| STATED GOAL |
How many lines in the entries below contain "Дворовъ"? Answer with the number only.

| Extracted records |

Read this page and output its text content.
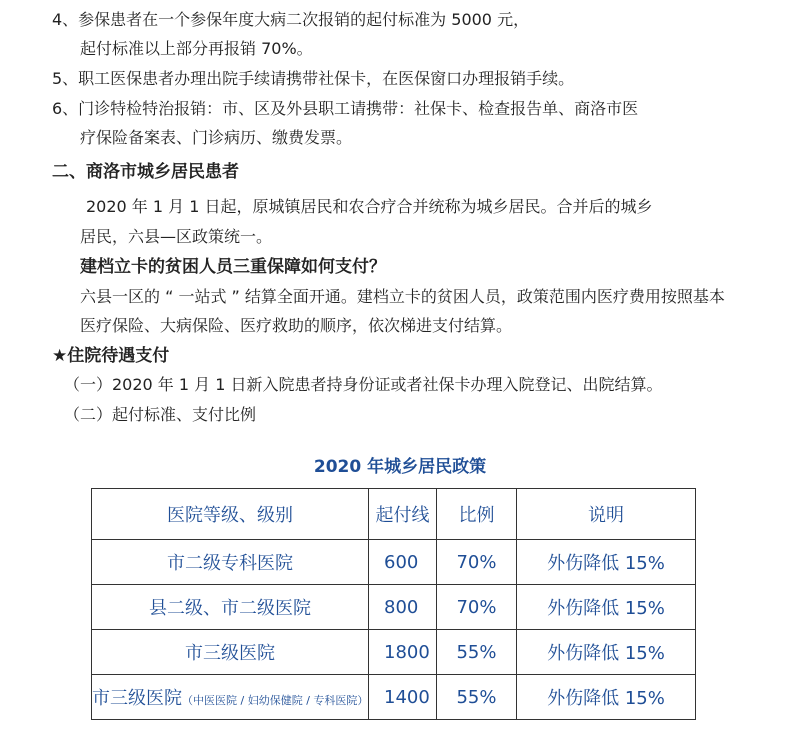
4、参保患者在一个参保年度大病二次报销的起付标准为 5000 元，
起付标准以上部分再报销 70%。
5、职工医保患者办理出院手续请携带社保卡，在医保窗口办理报销手续。
6、门诊特检特治报销：市、区及外县职工请携带：社保卡、检查报告单、商洛市医
疗保险备案表、门诊病历、缴费发票。
二、商洛市城乡居民患者
2020 年 1 月 1 日起，原城镇居民和农合疗合并统称为城乡居民。合并后的城乡
居民，六县—区政策统一。
建档立卡的贫困人员三重保障如何支付？
六县一区的 “ 一站式 ” 结算全面开通。建档立卡的贫困人员，政策范围内医疗费用按照基本
医疗保险、大病保险、医疗救助的顺序，依次梯进支付结算。
★住院待遇支付
（一）2020 年 1 月 1 日新入院患者持身份证或者社保卡办理入院登记、出院结算。
（二）起付标准、支付比例
2020 年城乡居民政策
医院等级、级别	起付线	比例	说明
市二级专科医院	600	70%	外伤降低 15%
县二级、市二级医院	800	70%	外伤降低 15%
市三级医院	1800	55%	外伤降低 15%
市三级医院（中医医院 / 妇幼保健院 / 专科医院）	1400	55%	外伤降低 15%
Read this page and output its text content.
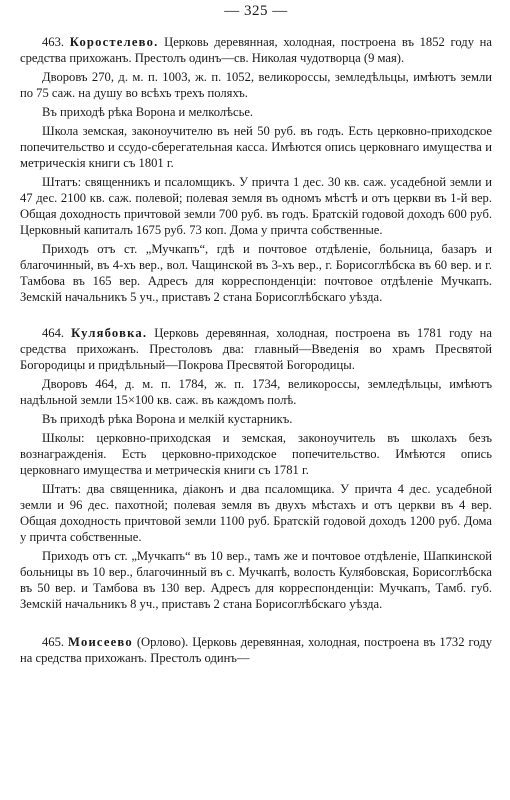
— 325 —

463. Коростелево. Церковь деревянная, холодная, построена въ 1852 году на средства прихожанъ. Престолъ одинъ—св. Николая чудотворца (9 мая).

Дворовъ 270, д. м. п. 1003, ж. п. 1052, великороссы, земледѣльцы, имѣютъ земли по 75 саж. на душу во всѣхъ трехъ поляхъ.

Въ приходѣ рѣка Ворона и мелколѣсье.

Школа земская, законоучителю въ ней 50 руб. въ годъ. Есть церковно-приходское попечительство и ссудо-сберегательная касса. Имѣются опись церковнаго имущества и метрическія книги съ 1801 г.

Штатъ: священникъ и псаломщикъ. У причта 1 дес. 30 кв. саж. усадебной земли и 47 дес. 2100 кв. саж. полевой; полевая земля въ одномъ мѣстѣ и отъ церкви въ 1-й вер. Общая доходность причтовой земли 700 руб. въ годъ. Братскій годовой доходъ 600 руб. Церковный капиталъ 1675 руб. 73 коп. Дома у причта собственные.

Приходъ отъ ст. „Мучкапъ“, гдѣ и почтовое отдѣленіе, больница, базаръ и благочинный, въ 4-хъ вер., вол. Чащинской въ 3-хъ вер., г. Борисоглѣбска въ 60 вер. и г. Тамбова въ 165 вер. Адресъ для корреспонденціи: почтовое отдѣленіе Мучкапъ. Земскій начальникъ 5 уч., приставъ 2 стана Борисоглѣбскаго уѣзда.

464. Кулябовка. Церковь деревянная, холодная, построена въ 1781 году на средства прихожанъ. Престоловъ два: главный—Введенія во храмъ Пресвятой Богородицы и придѣльный—Покрова Пресвятой Богородицы.

Дворовъ 464, д. м. п. 1784, ж. п. 1734, великороссы, земледѣльцы, имѣютъ надѣльной земли 15×100 кв. саж. въ каждомъ полѣ.

Въ приходѣ рѣка Ворона и мелкій кустарникъ.

Школы: церковно-приходская и земская, законоучитель въ школахъ безъ вознагражденія. Есть церковно-приходское попечительство. Имѣются опись церковнаго имущества и метрическія книги съ 1781 г.

Штатъ: два священника, діаконъ и два псаломщика. У причта 4 дес. усадебной земли и 96 дес. пахотной; полевая земля въ двухъ мѣстахъ и отъ церкви въ 4 вер. Общая доходность причтовой земли 1100 руб. Братскій годовой доходъ 1200 руб. Дома у причта собственные.

Приходъ отъ ст. „Мучкапъ“ въ 10 вер., тамъ же и почтовое отдѣленіе, Шапкинской больницы въ 10 вер., благочинный въ с. Мучкапѣ, волость Кулябовская, Борисоглѣбска въ 50 вер. и Тамбова въ 130 вер. Адресъ для корреспонденціи: Мучкапъ, Тамб. губ. Земскій начальникъ 8 уч., приставъ 2 стана Борисоглѣбскаго уѣзда.

465. Моисеево (Орлово). Церковь деревянная, холодная, построена въ 1732 году на средства прихожанъ. Престолъ одинъ—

| FULL ANSWER |
2